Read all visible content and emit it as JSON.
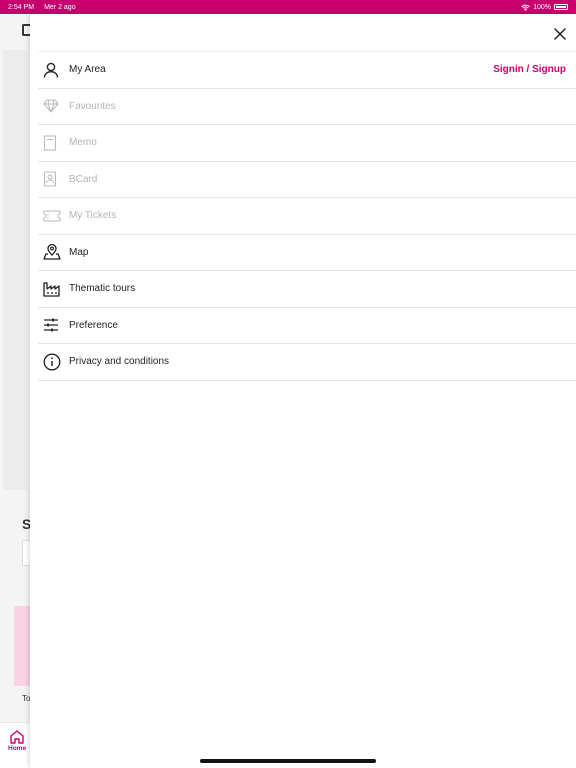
{
  "status_bar": {
    "time": "2:54 PM",
    "date": "Mer 2 ago",
    "battery": "100%",
    "color": "#c8006e"
  },
  "background": {
    "section_fragment": "S",
    "card_fragment": "To",
    "tab_home": "Home"
  },
  "drawer": {
    "close_icon": "close-icon",
    "items": [
      {
        "label": "My Area",
        "icon": "person-icon",
        "enabled": true,
        "action": "Signin / Signup"
      },
      {
        "label": "Favourites",
        "icon": "diamond-icon",
        "enabled": false
      },
      {
        "label": "Memo",
        "icon": "memo-icon",
        "enabled": false
      },
      {
        "label": "BCard",
        "icon": "business-card-icon",
        "enabled": false
      },
      {
        "label": "My Tickets",
        "icon": "ticket-icon",
        "enabled": false
      },
      {
        "label": "Map",
        "icon": "map-pin-icon",
        "enabled": true
      },
      {
        "label": "Thematic tours",
        "icon": "factory-icon",
        "enabled": true
      },
      {
        "label": "Preference",
        "icon": "sliders-icon",
        "enabled": true
      },
      {
        "label": "Privacy and conditions",
        "icon": "info-icon",
        "enabled": true
      }
    ]
  },
  "colors": {
    "accent": "#c8006e",
    "disabled_text": "#b4b4b4",
    "divider": "#e4e4e4"
  }
}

▶ Objective
Every line of the data should be copied as it stands, without the images.

▶ Finished answer
Read all visible content and emit it as JSON.
{
  "status_bar": {
    "time": "2:54 PM",
    "date": "Mer 2 ago",
    "battery": "100%",
    "color": "#c8006e"
  },
  "background": {
    "section_fragment": "S",
    "card_fragment": "To",
    "tab_home": "Home"
  },
  "drawer": {
    "close_icon": "close-icon",
    "items": [
      {
        "label": "My Area",
        "icon": "person-icon",
        "enabled": true,
        "action": "Signin / Signup"
      },
      {
        "label": "Favourites",
        "icon": "diamond-icon",
        "enabled": false
      },
      {
        "label": "Memo",
        "icon": "memo-icon",
        "enabled": false
      },
      {
        "label": "BCard",
        "icon": "business-card-icon",
        "enabled": false
      },
      {
        "label": "My Tickets",
        "icon": "ticket-icon",
        "enabled": false
      },
      {
        "label": "Map",
        "icon": "map-pin-icon",
        "enabled": true
      },
      {
        "label": "Thematic tours",
        "icon": "factory-icon",
        "enabled": true
      },
      {
        "label": "Preference",
        "icon": "sliders-icon",
        "enabled": true
      },
      {
        "label": "Privacy and conditions",
        "icon": "info-icon",
        "enabled": true
      }
    ]
  },
  "colors": {
    "accent": "#c8006e",
    "disabled_text": "#b4b4b4",
    "divider": "#e4e4e4"
  }
}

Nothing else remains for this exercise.